[start of DATA FOR THE TASK]
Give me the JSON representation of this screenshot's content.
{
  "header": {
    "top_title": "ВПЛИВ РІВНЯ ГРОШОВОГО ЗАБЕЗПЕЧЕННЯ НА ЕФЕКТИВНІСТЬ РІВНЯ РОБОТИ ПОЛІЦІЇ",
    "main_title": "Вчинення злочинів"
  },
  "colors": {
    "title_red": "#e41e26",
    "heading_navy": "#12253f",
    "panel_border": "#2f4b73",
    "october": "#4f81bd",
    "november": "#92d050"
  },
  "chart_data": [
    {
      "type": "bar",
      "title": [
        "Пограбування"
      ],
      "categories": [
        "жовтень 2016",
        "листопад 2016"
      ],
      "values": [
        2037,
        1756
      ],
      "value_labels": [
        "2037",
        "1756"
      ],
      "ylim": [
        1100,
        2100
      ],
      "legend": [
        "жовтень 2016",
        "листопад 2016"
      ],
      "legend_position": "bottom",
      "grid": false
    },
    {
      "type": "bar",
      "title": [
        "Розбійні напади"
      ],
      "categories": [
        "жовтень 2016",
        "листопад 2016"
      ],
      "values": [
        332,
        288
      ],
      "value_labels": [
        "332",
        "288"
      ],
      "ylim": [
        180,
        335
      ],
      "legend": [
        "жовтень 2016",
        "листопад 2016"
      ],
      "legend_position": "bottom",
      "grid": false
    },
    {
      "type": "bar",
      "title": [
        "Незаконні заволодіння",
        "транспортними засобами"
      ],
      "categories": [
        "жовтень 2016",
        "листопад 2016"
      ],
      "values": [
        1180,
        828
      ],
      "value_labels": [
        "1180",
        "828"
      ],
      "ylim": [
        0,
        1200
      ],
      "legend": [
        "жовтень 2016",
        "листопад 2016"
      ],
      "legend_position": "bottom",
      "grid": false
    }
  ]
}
[end of DATA FOR THE TASK]
▸ **YOUR TASK**
Reproduce each record exactly as it appears.

▸ **FULL ANSWER**
Give me the JSON representation of this screenshot's content.
{
  "header": {
    "top_title": "ВПЛИВ РІВНЯ ГРОШОВОГО ЗАБЕЗПЕЧЕННЯ НА ЕФЕКТИВНІСТЬ РІВНЯ РОБОТИ ПОЛІЦІЇ",
    "main_title": "Вчинення злочинів"
  },
  "colors": {
    "title_red": "#e41e26",
    "heading_navy": "#12253f",
    "panel_border": "#2f4b73",
    "october": "#4f81bd",
    "november": "#92d050"
  },
  "chart_data": [
    {
      "type": "bar",
      "title": [
        "Пограбування"
      ],
      "categories": [
        "жовтень 2016",
        "листопад 2016"
      ],
      "values": [
        2037,
        1756
      ],
      "value_labels": [
        "2037",
        "1756"
      ],
      "ylim": [
        1100,
        2100
      ],
      "legend": [
        "жовтень 2016",
        "листопад 2016"
      ],
      "legend_position": "bottom",
      "grid": false
    },
    {
      "type": "bar",
      "title": [
        "Розбійні напади"
      ],
      "categories": [
        "жовтень 2016",
        "листопад 2016"
      ],
      "values": [
        332,
        288
      ],
      "value_labels": [
        "332",
        "288"
      ],
      "ylim": [
        180,
        335
      ],
      "legend": [
        "жовтень 2016",
        "листопад 2016"
      ],
      "legend_position": "bottom",
      "grid": false
    },
    {
      "type": "bar",
      "title": [
        "Незаконні заволодіння",
        "транспортними засобами"
      ],
      "categories": [
        "жовтень 2016",
        "листопад 2016"
      ],
      "values": [
        1180,
        828
      ],
      "value_labels": [
        "1180",
        "828"
      ],
      "ylim": [
        0,
        1200
      ],
      "legend": [
        "жовтень 2016",
        "листопад 2016"
      ],
      "legend_position": "bottom",
      "grid": false
    }
  ]
}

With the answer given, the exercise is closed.